--- DATA LINES ---
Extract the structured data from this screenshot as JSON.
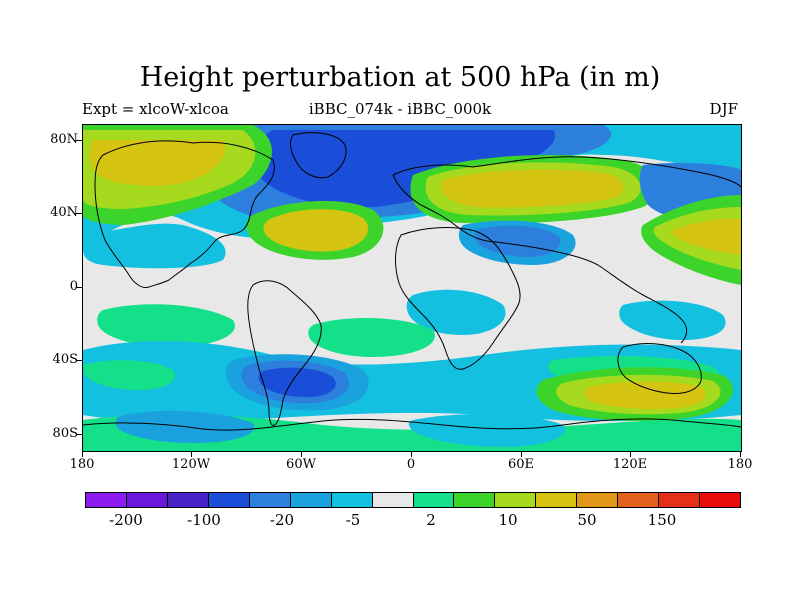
{
  "title": "Height perturbation at 500 hPa (in m)",
  "subtitle_left": "Expt = xlcoW-xlcoa",
  "subtitle_center": "iBBC_074k - iBBC_000k",
  "subtitle_right": "DJF",
  "lat_labels": [
    "80N",
    "40N",
    "0",
    "40S",
    "80S"
  ],
  "lon_labels": [
    "180",
    "120W",
    "60W",
    "0",
    "60E",
    "120E",
    "180"
  ],
  "colorbar": {
    "colors": [
      "#8c1cef",
      "#6a18dc",
      "#4a23c8",
      "#1a4ed8",
      "#2c7fdc",
      "#1aa2df",
      "#14c0e0",
      "#e8e8e8",
      "#14e08a",
      "#3cd42a",
      "#a6da1e",
      "#d6c412",
      "#e09616",
      "#e0601c",
      "#e43018",
      "#e80c0c"
    ],
    "labels": [
      "-200",
      "-100",
      "-20",
      "-5",
      "2",
      "10",
      "50",
      "150"
    ]
  },
  "contour_colors": {
    "neutral": "#e8e8e8",
    "cyan": "#14c0e0",
    "lightblue": "#1aa2df",
    "blue": "#2c7fdc",
    "darkblue": "#1a4ed8",
    "green": "#14e08a",
    "darkgreen": "#3cd42a",
    "lime": "#a6da1e",
    "gold": "#d6c412",
    "orange": "#e09616"
  }
}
---
▸ **WRITTEN EXERCISE**
Transcribe all of the entries word for word, but skip any pictures they contain.

▸ **ANSWER FOR THIS EXERCISE**
Extract the structured data from this screenshot as JSON.
{
  "title": "Height perturbation at 500 hPa (in m)",
  "subtitle_left": "Expt = xlcoW-xlcoa",
  "subtitle_center": "iBBC_074k - iBBC_000k",
  "subtitle_right": "DJF",
  "lat_labels": [
    "80N",
    "40N",
    "0",
    "40S",
    "80S"
  ],
  "lon_labels": [
    "180",
    "120W",
    "60W",
    "0",
    "60E",
    "120E",
    "180"
  ],
  "colorbar": {
    "colors": [
      "#8c1cef",
      "#6a18dc",
      "#4a23c8",
      "#1a4ed8",
      "#2c7fdc",
      "#1aa2df",
      "#14c0e0",
      "#e8e8e8",
      "#14e08a",
      "#3cd42a",
      "#a6da1e",
      "#d6c412",
      "#e09616",
      "#e0601c",
      "#e43018",
      "#e80c0c"
    ],
    "labels": [
      "-200",
      "-100",
      "-20",
      "-5",
      "2",
      "10",
      "50",
      "150"
    ]
  },
  "contour_colors": {
    "neutral": "#e8e8e8",
    "cyan": "#14c0e0",
    "lightblue": "#1aa2df",
    "blue": "#2c7fdc",
    "darkblue": "#1a4ed8",
    "green": "#14e08a",
    "darkgreen": "#3cd42a",
    "lime": "#a6da1e",
    "gold": "#d6c412",
    "orange": "#e09616"
  }
}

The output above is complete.